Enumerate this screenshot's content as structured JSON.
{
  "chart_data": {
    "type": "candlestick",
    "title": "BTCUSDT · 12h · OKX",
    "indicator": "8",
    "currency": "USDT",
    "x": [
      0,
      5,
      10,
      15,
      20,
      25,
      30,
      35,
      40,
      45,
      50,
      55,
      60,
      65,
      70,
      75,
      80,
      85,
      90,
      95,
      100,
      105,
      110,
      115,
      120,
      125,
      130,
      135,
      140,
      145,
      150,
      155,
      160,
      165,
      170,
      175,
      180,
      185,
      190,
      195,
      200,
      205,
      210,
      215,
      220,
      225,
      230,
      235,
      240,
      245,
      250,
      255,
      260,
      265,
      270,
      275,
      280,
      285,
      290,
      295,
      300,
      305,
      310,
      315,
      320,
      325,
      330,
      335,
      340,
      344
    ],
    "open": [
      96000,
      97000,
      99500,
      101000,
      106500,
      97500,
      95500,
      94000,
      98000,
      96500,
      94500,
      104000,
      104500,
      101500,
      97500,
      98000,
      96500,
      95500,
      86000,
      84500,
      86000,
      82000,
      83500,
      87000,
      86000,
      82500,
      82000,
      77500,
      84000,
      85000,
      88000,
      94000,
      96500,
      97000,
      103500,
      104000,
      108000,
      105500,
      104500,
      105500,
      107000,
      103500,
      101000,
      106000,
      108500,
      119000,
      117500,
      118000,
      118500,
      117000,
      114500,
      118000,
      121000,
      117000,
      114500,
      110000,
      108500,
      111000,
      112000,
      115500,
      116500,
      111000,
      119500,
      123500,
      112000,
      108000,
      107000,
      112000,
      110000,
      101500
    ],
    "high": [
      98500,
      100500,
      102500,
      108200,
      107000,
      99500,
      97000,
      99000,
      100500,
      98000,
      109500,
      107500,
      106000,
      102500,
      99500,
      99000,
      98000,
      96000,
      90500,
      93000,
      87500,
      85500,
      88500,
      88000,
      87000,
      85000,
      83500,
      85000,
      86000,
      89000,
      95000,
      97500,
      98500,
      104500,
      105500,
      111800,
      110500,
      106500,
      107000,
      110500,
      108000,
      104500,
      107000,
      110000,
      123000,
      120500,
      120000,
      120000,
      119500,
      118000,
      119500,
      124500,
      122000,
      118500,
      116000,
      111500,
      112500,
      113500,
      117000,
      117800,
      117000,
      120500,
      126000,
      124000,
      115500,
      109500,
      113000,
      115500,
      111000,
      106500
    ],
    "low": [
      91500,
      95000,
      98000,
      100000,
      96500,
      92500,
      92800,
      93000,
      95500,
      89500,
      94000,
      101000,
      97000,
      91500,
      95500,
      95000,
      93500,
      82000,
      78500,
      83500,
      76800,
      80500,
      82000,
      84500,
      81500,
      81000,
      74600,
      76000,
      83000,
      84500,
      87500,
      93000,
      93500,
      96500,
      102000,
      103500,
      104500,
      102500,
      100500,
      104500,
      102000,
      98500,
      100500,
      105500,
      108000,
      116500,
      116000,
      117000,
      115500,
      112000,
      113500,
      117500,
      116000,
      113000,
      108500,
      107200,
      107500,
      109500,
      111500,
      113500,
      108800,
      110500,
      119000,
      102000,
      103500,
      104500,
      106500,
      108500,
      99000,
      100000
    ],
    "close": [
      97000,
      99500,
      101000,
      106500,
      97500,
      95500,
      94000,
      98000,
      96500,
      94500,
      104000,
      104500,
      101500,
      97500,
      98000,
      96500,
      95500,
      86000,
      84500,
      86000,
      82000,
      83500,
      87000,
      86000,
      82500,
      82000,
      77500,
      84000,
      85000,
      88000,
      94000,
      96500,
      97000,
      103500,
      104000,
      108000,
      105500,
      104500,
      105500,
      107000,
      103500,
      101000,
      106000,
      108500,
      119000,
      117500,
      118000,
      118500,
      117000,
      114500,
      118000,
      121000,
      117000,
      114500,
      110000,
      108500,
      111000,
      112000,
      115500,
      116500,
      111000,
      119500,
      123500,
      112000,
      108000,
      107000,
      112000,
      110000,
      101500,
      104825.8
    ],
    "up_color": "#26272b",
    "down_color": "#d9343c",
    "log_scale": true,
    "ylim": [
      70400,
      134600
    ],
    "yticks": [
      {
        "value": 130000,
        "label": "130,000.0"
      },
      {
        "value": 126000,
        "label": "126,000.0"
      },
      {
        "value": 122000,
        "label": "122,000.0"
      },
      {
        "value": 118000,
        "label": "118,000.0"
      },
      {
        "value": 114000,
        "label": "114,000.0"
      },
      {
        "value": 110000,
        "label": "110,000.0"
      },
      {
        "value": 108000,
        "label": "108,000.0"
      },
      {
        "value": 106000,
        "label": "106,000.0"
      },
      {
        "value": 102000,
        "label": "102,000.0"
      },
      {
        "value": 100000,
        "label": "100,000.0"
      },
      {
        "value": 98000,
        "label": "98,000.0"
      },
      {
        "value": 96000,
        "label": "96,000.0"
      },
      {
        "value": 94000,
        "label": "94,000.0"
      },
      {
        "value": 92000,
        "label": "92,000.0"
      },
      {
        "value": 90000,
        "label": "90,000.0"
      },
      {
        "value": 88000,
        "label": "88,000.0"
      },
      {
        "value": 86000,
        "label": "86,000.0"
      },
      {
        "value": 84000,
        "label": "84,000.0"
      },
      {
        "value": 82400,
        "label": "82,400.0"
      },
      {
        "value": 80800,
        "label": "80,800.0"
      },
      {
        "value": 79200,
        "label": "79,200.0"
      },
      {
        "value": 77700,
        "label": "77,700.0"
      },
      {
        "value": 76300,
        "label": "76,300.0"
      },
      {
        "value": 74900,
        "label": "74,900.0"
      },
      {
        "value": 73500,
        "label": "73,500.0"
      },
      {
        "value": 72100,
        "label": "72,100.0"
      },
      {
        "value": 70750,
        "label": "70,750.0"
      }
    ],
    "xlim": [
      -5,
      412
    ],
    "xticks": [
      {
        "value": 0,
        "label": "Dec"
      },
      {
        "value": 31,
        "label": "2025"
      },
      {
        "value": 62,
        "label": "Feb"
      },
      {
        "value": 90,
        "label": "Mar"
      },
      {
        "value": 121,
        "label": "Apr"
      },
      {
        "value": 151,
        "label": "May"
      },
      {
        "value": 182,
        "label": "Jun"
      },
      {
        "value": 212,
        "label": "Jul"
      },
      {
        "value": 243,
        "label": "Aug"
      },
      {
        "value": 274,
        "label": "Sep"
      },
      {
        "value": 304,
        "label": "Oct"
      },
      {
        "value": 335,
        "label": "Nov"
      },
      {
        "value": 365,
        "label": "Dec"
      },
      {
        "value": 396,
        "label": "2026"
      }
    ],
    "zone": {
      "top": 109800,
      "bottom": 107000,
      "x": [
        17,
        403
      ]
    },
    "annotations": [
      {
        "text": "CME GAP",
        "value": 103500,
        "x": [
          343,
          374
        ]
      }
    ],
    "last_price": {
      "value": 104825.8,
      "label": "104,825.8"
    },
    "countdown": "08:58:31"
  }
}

|---|

Task: Quote all the records exactly, please, leaving none out.

Full solution:
Enumerate this screenshot's content as structured JSON.
{
  "chart_data": {
    "type": "candlestick",
    "title": "BTCUSDT · 12h · OKX",
    "indicator": "8",
    "currency": "USDT",
    "x": [
      0,
      5,
      10,
      15,
      20,
      25,
      30,
      35,
      40,
      45,
      50,
      55,
      60,
      65,
      70,
      75,
      80,
      85,
      90,
      95,
      100,
      105,
      110,
      115,
      120,
      125,
      130,
      135,
      140,
      145,
      150,
      155,
      160,
      165,
      170,
      175,
      180,
      185,
      190,
      195,
      200,
      205,
      210,
      215,
      220,
      225,
      230,
      235,
      240,
      245,
      250,
      255,
      260,
      265,
      270,
      275,
      280,
      285,
      290,
      295,
      300,
      305,
      310,
      315,
      320,
      325,
      330,
      335,
      340,
      344
    ],
    "open": [
      96000,
      97000,
      99500,
      101000,
      106500,
      97500,
      95500,
      94000,
      98000,
      96500,
      94500,
      104000,
      104500,
      101500,
      97500,
      98000,
      96500,
      95500,
      86000,
      84500,
      86000,
      82000,
      83500,
      87000,
      86000,
      82500,
      82000,
      77500,
      84000,
      85000,
      88000,
      94000,
      96500,
      97000,
      103500,
      104000,
      108000,
      105500,
      104500,
      105500,
      107000,
      103500,
      101000,
      106000,
      108500,
      119000,
      117500,
      118000,
      118500,
      117000,
      114500,
      118000,
      121000,
      117000,
      114500,
      110000,
      108500,
      111000,
      112000,
      115500,
      116500,
      111000,
      119500,
      123500,
      112000,
      108000,
      107000,
      112000,
      110000,
      101500
    ],
    "high": [
      98500,
      100500,
      102500,
      108200,
      107000,
      99500,
      97000,
      99000,
      100500,
      98000,
      109500,
      107500,
      106000,
      102500,
      99500,
      99000,
      98000,
      96000,
      90500,
      93000,
      87500,
      85500,
      88500,
      88000,
      87000,
      85000,
      83500,
      85000,
      86000,
      89000,
      95000,
      97500,
      98500,
      104500,
      105500,
      111800,
      110500,
      106500,
      107000,
      110500,
      108000,
      104500,
      107000,
      110000,
      123000,
      120500,
      120000,
      120000,
      119500,
      118000,
      119500,
      124500,
      122000,
      118500,
      116000,
      111500,
      112500,
      113500,
      117000,
      117800,
      117000,
      120500,
      126000,
      124000,
      115500,
      109500,
      113000,
      115500,
      111000,
      106500
    ],
    "low": [
      91500,
      95000,
      98000,
      100000,
      96500,
      92500,
      92800,
      93000,
      95500,
      89500,
      94000,
      101000,
      97000,
      91500,
      95500,
      95000,
      93500,
      82000,
      78500,
      83500,
      76800,
      80500,
      82000,
      84500,
      81500,
      81000,
      74600,
      76000,
      83000,
      84500,
      87500,
      93000,
      93500,
      96500,
      102000,
      103500,
      104500,
      102500,
      100500,
      104500,
      102000,
      98500,
      100500,
      105500,
      108000,
      116500,
      116000,
      117000,
      115500,
      112000,
      113500,
      117500,
      116000,
      113000,
      108500,
      107200,
      107500,
      109500,
      111500,
      113500,
      108800,
      110500,
      119000,
      102000,
      103500,
      104500,
      106500,
      108500,
      99000,
      100000
    ],
    "close": [
      97000,
      99500,
      101000,
      106500,
      97500,
      95500,
      94000,
      98000,
      96500,
      94500,
      104000,
      104500,
      101500,
      97500,
      98000,
      96500,
      95500,
      86000,
      84500,
      86000,
      82000,
      83500,
      87000,
      86000,
      82500,
      82000,
      77500,
      84000,
      85000,
      88000,
      94000,
      96500,
      97000,
      103500,
      104000,
      108000,
      105500,
      104500,
      105500,
      107000,
      103500,
      101000,
      106000,
      108500,
      119000,
      117500,
      118000,
      118500,
      117000,
      114500,
      118000,
      121000,
      117000,
      114500,
      110000,
      108500,
      111000,
      112000,
      115500,
      116500,
      111000,
      119500,
      123500,
      112000,
      108000,
      107000,
      112000,
      110000,
      101500,
      104825.8
    ],
    "up_color": "#26272b",
    "down_color": "#d9343c",
    "log_scale": true,
    "ylim": [
      70400,
      134600
    ],
    "yticks": [
      {
        "value": 130000,
        "label": "130,000.0"
      },
      {
        "value": 126000,
        "label": "126,000.0"
      },
      {
        "value": 122000,
        "label": "122,000.0"
      },
      {
        "value": 118000,
        "label": "118,000.0"
      },
      {
        "value": 114000,
        "label": "114,000.0"
      },
      {
        "value": 110000,
        "label": "110,000.0"
      },
      {
        "value": 108000,
        "label": "108,000.0"
      },
      {
        "value": 106000,
        "label": "106,000.0"
      },
      {
        "value": 102000,
        "label": "102,000.0"
      },
      {
        "value": 100000,
        "label": "100,000.0"
      },
      {
        "value": 98000,
        "label": "98,000.0"
      },
      {
        "value": 96000,
        "label": "96,000.0"
      },
      {
        "value": 94000,
        "label": "94,000.0"
      },
      {
        "value": 92000,
        "label": "92,000.0"
      },
      {
        "value": 90000,
        "label": "90,000.0"
      },
      {
        "value": 88000,
        "label": "88,000.0"
      },
      {
        "value": 86000,
        "label": "86,000.0"
      },
      {
        "value": 84000,
        "label": "84,000.0"
      },
      {
        "value": 82400,
        "label": "82,400.0"
      },
      {
        "value": 80800,
        "label": "80,800.0"
      },
      {
        "value": 79200,
        "label": "79,200.0"
      },
      {
        "value": 77700,
        "label": "77,700.0"
      },
      {
        "value": 76300,
        "label": "76,300.0"
      },
      {
        "value": 74900,
        "label": "74,900.0"
      },
      {
        "value": 73500,
        "label": "73,500.0"
      },
      {
        "value": 72100,
        "label": "72,100.0"
      },
      {
        "value": 70750,
        "label": "70,750.0"
      }
    ],
    "xlim": [
      -5,
      412
    ],
    "xticks": [
      {
        "value": 0,
        "label": "Dec"
      },
      {
        "value": 31,
        "label": "2025"
      },
      {
        "value": 62,
        "label": "Feb"
      },
      {
        "value": 90,
        "label": "Mar"
      },
      {
        "value": 121,
        "label": "Apr"
      },
      {
        "value": 151,
        "label": "May"
      },
      {
        "value": 182,
        "label": "Jun"
      },
      {
        "value": 212,
        "label": "Jul"
      },
      {
        "value": 243,
        "label": "Aug"
      },
      {
        "value": 274,
        "label": "Sep"
      },
      {
        "value": 304,
        "label": "Oct"
      },
      {
        "value": 335,
        "label": "Nov"
      },
      {
        "value": 365,
        "label": "Dec"
      },
      {
        "value": 396,
        "label": "2026"
      }
    ],
    "zone": {
      "top": 109800,
      "bottom": 107000,
      "x": [
        17,
        403
      ]
    },
    "annotations": [
      {
        "text": "CME GAP",
        "value": 103500,
        "x": [
          343,
          374
        ]
      }
    ],
    "last_price": {
      "value": 104825.8,
      "label": "104,825.8"
    },
    "countdown": "08:58:31"
  }
}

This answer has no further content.